Extract provided -
Among the actions to benefit from that support was the acquisition of a spinach processing line, used to turn freshly harvested spinach into frozen spinach. That processing line, acquired by ETG, was installed on the site of Ardo Austria Frost GmbH (‘Ardo’), an ETG co-contractor, which is active in the processing and marketing of ETG products. That line was to be operated ‘under the supervision and responsibility’ of ETG and, according to the latter, the land necessary for that processing line had been ‘made available to ETG by Ardo pursuant to a loan agreement for the installation and operation of machinery [constituting the processing line]’.

30

By letter of 19 January 2010, the competent Austrian authority approved that operational programme. The Bundesverwaltungsgericht (Federal Administrative Court, Austria) states, in that regard, that it is common ground that, when the competent Austrian authority considered that investment as being eligible for the aid at issue, that authority knew that that processing line was not on land owned by ETG, but on the Ardo site. That court also states that that operational programme was based on a calculation of the value of marketed production made using turnover for 2009, since ETG was only established in 2009, and that that value has been calculated by including in particular the ‘processing costs’, including, for the spinach concerned, ‘reduction into pieces, washing, cutting, drying, blanching … [as well as] freezing’.

31

Several amendments to that operational programme have been approved. In particular, by letter of 13 December 2013, the reference period used to calculate the value of marketed production has been amended. The reference to the year 2009 has been replaced by the average of the years 2009 to 2011, the value of marketed production continuing to include ‘processing costs.’

32

By a decision of 12 October 2015, AMA found that the investment in that processing line was not eligible for the aid concerned, by virtue of the non-eligibility criterion laid down in point 23 of Annex IX to Implementing Regulation No 543/2011, therefore, it refused the payment of that aid for the year 2014, insofar as it had been requested for that investment, and it required repayment of the aid already received by ETG for that investment. ETG lodged an appeal against that decision before the Bundesverwaltungsgericht (Federal Administrative Court).

Exercise requirements - Translate this sentence from the spinach processing line text into Spanish: "In particular, by letter of 13 December 2013, the reference period used to calculate the value of marketed production has been amended." The lines aren't needed for anything here.

Data excerpts -
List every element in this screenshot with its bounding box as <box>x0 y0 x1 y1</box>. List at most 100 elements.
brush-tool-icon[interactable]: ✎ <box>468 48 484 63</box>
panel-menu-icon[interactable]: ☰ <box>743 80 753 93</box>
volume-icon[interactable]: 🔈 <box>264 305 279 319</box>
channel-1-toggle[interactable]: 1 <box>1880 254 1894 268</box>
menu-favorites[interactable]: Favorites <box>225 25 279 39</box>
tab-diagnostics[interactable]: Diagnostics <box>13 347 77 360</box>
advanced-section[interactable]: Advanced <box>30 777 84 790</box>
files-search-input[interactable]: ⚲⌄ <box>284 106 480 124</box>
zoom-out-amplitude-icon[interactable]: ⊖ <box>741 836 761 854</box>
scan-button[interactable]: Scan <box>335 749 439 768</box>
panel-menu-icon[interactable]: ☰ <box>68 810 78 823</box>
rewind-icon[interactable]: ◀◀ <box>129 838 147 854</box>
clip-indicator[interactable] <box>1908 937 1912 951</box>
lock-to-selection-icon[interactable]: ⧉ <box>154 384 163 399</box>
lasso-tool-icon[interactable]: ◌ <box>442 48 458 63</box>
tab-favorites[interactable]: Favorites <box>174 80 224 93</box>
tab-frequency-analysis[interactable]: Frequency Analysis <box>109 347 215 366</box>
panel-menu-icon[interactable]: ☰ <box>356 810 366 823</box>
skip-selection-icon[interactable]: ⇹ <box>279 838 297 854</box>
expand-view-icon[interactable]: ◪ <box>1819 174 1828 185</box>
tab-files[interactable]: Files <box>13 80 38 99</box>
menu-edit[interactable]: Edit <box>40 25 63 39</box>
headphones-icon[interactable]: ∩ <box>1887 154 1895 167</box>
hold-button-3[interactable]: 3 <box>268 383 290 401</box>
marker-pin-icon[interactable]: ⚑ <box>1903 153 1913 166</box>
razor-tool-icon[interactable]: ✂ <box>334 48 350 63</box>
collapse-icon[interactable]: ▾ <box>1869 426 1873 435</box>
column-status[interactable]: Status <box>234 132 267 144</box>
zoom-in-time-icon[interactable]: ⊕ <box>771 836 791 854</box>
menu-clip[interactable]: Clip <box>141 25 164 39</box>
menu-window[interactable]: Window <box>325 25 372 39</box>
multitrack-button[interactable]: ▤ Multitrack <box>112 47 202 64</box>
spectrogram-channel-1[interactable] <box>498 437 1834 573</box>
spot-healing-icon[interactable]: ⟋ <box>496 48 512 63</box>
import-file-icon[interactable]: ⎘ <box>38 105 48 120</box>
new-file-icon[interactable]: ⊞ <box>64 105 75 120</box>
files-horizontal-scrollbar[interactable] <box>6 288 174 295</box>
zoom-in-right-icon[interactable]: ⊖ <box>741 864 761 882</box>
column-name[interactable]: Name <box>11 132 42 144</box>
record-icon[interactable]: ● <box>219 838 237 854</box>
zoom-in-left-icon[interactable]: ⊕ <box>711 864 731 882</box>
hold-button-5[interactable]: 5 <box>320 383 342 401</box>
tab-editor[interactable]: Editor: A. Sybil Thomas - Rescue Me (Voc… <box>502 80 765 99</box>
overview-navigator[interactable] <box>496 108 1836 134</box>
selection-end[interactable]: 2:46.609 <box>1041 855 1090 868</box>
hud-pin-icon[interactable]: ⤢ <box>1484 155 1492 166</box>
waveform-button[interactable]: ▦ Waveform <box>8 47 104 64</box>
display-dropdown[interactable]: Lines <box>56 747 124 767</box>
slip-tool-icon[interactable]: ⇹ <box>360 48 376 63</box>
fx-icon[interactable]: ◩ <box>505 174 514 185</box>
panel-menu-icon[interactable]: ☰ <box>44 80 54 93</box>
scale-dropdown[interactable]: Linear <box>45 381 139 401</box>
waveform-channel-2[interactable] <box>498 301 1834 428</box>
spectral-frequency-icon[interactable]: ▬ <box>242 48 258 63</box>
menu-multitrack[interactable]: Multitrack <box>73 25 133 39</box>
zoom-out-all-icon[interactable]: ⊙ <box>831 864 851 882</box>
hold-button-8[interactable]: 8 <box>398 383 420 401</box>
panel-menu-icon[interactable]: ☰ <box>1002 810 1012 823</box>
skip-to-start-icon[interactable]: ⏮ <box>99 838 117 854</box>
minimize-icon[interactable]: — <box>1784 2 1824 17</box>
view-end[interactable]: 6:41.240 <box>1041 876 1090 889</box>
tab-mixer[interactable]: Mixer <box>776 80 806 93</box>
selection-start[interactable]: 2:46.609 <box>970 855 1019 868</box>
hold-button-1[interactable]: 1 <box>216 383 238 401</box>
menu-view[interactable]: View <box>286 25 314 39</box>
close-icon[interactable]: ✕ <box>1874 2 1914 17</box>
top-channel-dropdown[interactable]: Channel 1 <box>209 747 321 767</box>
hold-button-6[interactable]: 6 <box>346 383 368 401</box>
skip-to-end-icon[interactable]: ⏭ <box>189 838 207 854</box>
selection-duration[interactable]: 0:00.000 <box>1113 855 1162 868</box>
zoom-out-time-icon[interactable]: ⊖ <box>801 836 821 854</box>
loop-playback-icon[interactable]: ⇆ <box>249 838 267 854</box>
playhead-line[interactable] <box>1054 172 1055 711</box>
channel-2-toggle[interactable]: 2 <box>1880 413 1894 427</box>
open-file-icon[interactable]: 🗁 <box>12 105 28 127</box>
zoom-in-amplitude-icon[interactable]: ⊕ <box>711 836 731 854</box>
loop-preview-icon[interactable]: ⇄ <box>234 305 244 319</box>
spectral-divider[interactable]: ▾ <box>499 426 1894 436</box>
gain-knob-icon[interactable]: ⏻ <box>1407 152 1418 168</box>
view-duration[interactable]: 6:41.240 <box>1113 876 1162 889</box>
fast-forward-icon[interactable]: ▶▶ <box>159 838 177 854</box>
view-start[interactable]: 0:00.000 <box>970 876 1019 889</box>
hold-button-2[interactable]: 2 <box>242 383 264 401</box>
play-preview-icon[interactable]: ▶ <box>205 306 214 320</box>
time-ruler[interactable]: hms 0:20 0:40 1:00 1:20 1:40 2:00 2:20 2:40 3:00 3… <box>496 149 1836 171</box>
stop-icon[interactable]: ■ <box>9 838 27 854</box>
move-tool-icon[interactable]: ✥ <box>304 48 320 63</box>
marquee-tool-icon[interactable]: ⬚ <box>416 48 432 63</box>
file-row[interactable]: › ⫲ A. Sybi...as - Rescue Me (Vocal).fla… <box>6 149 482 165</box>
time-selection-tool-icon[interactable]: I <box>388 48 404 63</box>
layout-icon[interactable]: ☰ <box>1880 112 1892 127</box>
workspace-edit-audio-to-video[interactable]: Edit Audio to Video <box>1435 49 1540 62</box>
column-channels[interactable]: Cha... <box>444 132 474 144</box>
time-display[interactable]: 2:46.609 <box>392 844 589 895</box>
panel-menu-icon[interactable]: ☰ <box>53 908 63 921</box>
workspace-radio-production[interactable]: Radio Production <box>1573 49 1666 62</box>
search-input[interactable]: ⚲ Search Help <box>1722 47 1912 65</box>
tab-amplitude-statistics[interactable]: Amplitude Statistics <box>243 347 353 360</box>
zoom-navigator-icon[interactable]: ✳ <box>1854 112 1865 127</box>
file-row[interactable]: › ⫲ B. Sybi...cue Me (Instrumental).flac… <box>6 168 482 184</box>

Finished exercise - En particular, mediante escrito de 13 de diciembre de 2013, se ha modificado el período de referencia utilizado para calcular el valor de la producción comercializada.